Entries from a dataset
⁂

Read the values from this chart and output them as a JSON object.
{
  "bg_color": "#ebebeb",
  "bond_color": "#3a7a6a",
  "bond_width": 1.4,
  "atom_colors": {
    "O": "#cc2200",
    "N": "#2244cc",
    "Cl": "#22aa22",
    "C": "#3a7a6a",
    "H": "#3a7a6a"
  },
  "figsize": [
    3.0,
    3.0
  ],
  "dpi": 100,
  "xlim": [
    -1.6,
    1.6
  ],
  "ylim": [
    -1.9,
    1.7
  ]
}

⁂

> Task statement
Please give back all of the records exactly as written.

> Finished answer
Read the values from this chart and output them as a JSON object.
{
  "bg_color": "#ebebeb",
  "bond_color": "#3a7a6a",
  "bond_width": 1.4,
  "atom_colors": {
    "O": "#cc2200",
    "N": "#2244cc",
    "Cl": "#22aa22",
    "C": "#3a7a6a",
    "H": "#3a7a6a"
  },
  "figsize": [
    3.0,
    3.0
  ],
  "dpi": 100,
  "xlim": [
    -1.6,
    1.6
  ],
  "ylim": [
    -1.9,
    1.7
  ]
}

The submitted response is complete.